Challenge ▸
Show all lines from the data that include the word "спорта".

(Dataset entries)
+ + + +

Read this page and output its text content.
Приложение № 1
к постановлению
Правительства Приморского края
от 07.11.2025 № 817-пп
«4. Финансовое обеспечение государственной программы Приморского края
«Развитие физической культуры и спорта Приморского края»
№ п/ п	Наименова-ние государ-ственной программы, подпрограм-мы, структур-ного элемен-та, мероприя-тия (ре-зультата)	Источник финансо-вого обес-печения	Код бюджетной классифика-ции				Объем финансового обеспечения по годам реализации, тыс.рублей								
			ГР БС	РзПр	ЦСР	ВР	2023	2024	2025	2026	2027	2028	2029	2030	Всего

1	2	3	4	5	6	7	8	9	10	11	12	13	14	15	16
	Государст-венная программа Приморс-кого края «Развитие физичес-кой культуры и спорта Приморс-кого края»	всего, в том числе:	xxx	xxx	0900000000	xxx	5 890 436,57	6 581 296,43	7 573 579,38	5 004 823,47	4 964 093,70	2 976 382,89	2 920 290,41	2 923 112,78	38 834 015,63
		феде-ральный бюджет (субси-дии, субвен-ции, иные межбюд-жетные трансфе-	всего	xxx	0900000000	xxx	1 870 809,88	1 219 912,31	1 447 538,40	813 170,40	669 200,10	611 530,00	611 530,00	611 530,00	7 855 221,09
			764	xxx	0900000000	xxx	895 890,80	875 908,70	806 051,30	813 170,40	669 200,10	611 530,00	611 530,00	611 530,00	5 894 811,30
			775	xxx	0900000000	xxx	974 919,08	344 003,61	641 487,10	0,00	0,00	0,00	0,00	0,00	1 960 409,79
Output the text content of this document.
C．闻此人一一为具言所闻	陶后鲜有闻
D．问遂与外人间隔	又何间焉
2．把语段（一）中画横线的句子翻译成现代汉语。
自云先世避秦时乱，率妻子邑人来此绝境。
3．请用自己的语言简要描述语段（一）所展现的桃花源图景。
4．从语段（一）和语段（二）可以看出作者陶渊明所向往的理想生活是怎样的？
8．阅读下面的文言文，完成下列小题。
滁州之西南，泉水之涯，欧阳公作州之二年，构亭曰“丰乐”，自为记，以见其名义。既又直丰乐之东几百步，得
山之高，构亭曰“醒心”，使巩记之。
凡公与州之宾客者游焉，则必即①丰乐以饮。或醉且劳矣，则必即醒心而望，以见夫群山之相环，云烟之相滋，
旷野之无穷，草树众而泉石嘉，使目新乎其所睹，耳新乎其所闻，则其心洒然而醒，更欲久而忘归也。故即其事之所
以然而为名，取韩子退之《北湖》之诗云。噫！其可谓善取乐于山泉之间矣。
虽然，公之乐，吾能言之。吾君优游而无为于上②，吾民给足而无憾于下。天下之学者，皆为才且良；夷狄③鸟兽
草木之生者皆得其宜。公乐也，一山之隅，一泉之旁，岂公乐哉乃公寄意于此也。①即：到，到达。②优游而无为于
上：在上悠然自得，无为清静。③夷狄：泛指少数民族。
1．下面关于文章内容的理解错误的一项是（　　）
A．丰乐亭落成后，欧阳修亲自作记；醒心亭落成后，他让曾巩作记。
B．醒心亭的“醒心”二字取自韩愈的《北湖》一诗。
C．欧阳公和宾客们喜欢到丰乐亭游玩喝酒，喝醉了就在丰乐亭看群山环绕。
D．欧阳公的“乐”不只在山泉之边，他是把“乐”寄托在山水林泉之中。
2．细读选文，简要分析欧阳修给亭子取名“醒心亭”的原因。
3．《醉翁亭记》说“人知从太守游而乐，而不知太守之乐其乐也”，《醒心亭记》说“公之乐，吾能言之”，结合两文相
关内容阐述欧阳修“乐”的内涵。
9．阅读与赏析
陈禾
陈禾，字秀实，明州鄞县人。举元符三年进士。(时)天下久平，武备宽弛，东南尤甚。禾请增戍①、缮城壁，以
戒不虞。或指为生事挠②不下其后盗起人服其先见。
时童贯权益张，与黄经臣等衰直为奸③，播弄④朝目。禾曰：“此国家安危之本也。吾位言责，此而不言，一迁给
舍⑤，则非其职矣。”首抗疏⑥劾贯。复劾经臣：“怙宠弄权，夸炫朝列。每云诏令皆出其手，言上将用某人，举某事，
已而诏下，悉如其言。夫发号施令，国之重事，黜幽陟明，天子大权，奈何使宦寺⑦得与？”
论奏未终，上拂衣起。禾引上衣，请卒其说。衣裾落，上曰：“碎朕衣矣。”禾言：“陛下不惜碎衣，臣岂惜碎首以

+ + + +

Solved problem ▸
«Развитие физической культуры и спорта Приморского края»
	Государст-венная программа Приморс-кого края «Развитие физичес-кой культуры и спорта Приморс-кого края»	всего, в том числе:	xxx	xxx	0900000000	xxx	5 890 436,57	6 581 296,43	7 573 579,38	5 004 823,47	4 964 093,70	2 976 382,89	2 920 290,41	2 923 112,78	38 834 015,63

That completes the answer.